- DESCRIPTION OF THE TASK -
Copy every line from the data below in which the string "this" can be found.

- THE INPUT -
• • • • •

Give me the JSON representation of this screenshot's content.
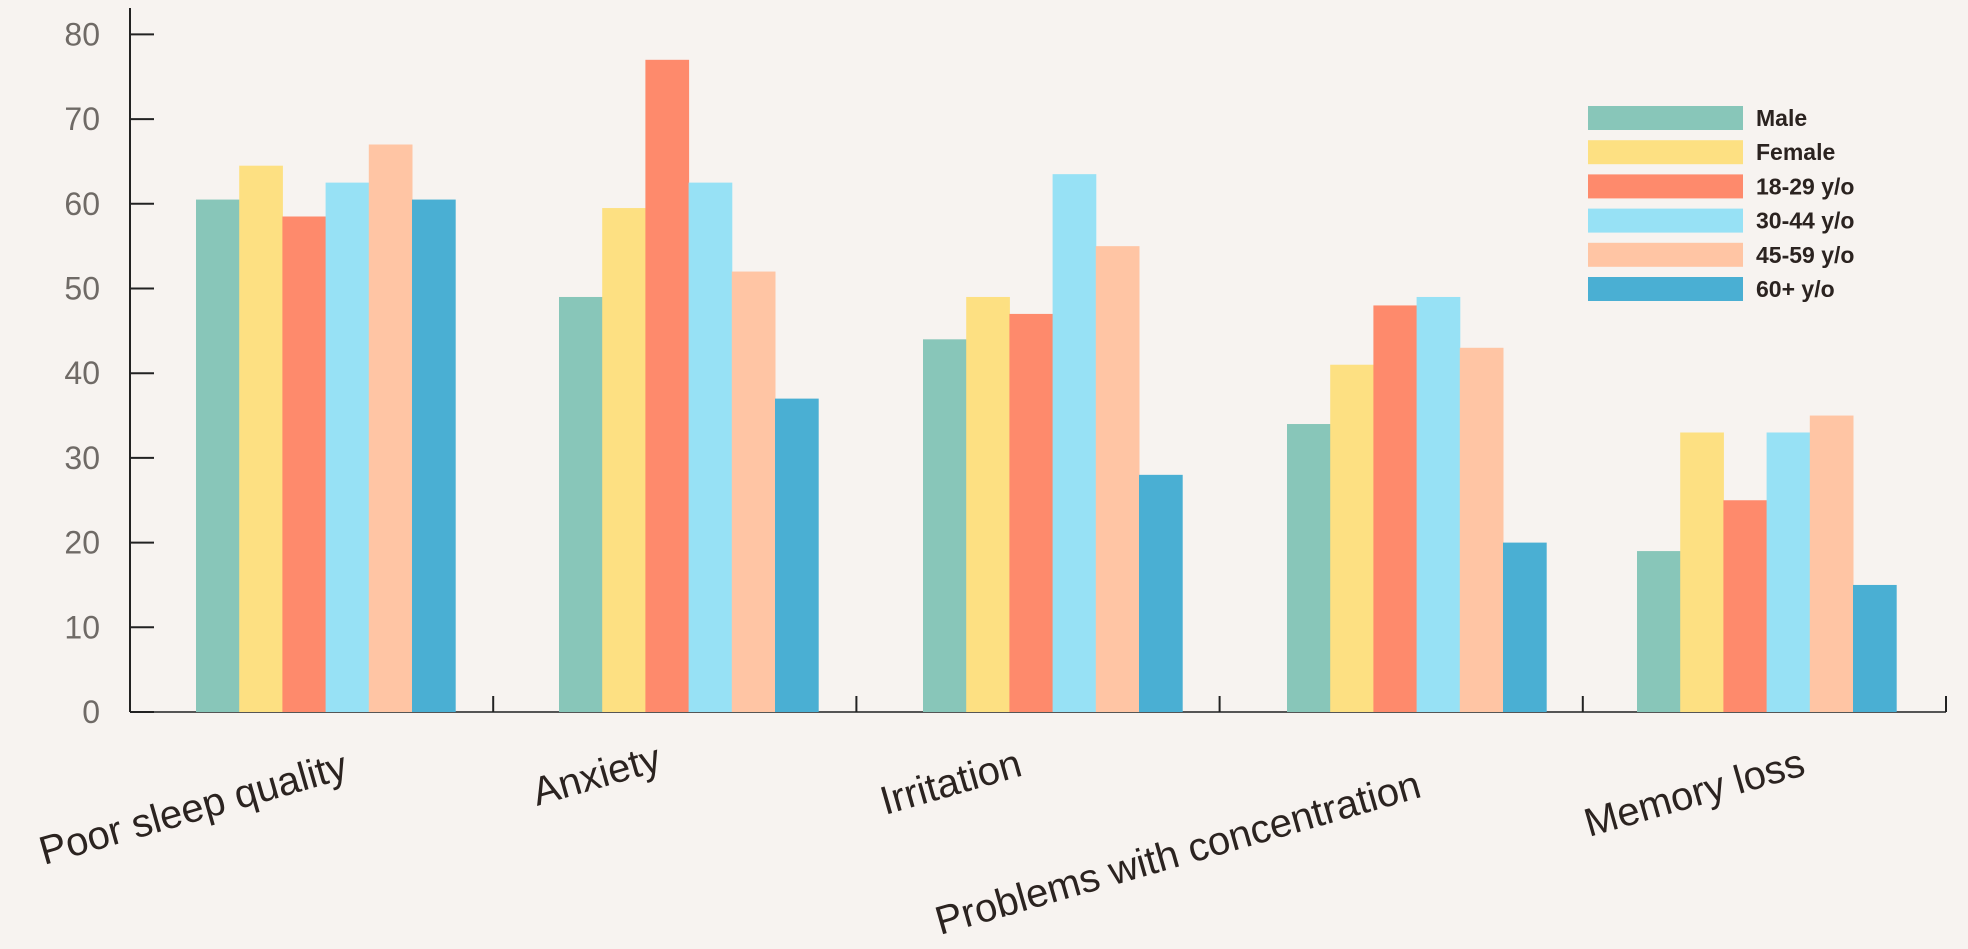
{
  "chart_data": {
    "type": "bar",
    "title": "",
    "xlabel": "",
    "ylabel": "",
    "categories": [
      "Poor sleep quality",
      "Anxiety",
      "Irritation",
      "Problems with concentration",
      "Memory loss"
    ],
    "series": [
      {
        "name": "Male",
        "color": "#88c6b9",
        "values": [
          60.5,
          49,
          44,
          34,
          19
        ]
      },
      {
        "name": "Female",
        "color": "#fde082",
        "values": [
          64.5,
          59.5,
          49,
          41,
          33
        ]
      },
      {
        "name": "18-29 y/o",
        "color": "#fe8a6c",
        "values": [
          58.5,
          77,
          47,
          48,
          25
        ]
      },
      {
        "name": "30-44 y/o",
        "color": "#97e1f5",
        "values": [
          62.5,
          62.5,
          63.5,
          49,
          33
        ]
      },
      {
        "name": "45-59 y/o",
        "color": "#ffc5a4",
        "values": [
          67,
          52,
          55,
          43,
          35
        ]
      },
      {
        "name": "60+ y/o",
        "color": "#4aafd3",
        "values": [
          60.5,
          37,
          28,
          20,
          15
        ]
      }
    ],
    "ylim": [
      0,
      85
    ],
    "yticks": [
      0,
      10,
      20,
      30,
      40,
      50,
      60,
      70,
      80
    ],
    "legend_position": "top-right",
    "grid": false,
    "xtick_rotation": -16
  }
}
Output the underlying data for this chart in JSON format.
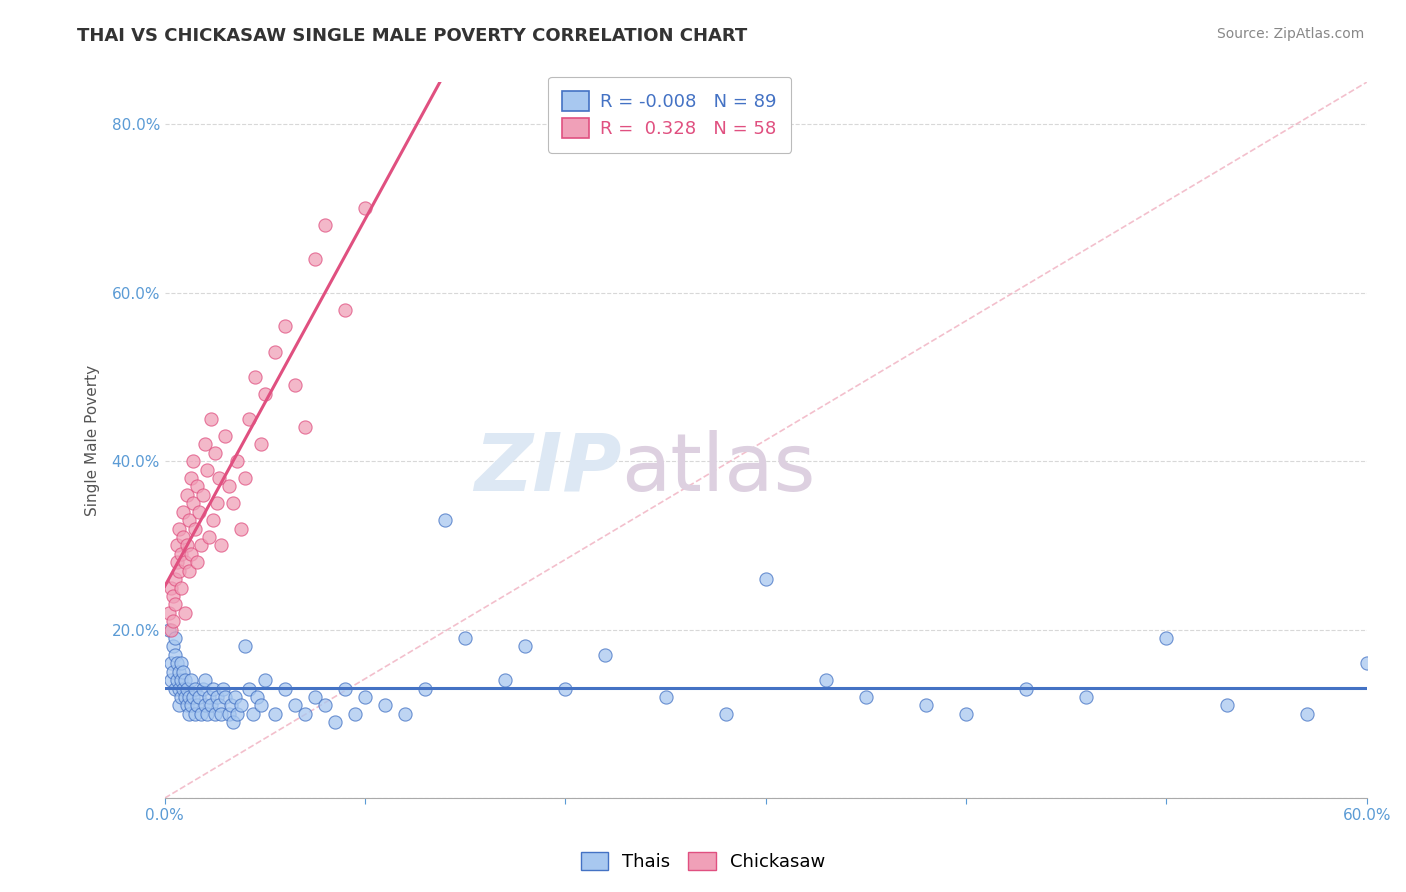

• • • • •

- FULL ANSWER -
Give me the JSON representation of this screenshot's content.
Output the underlying data for this chart in JSON format.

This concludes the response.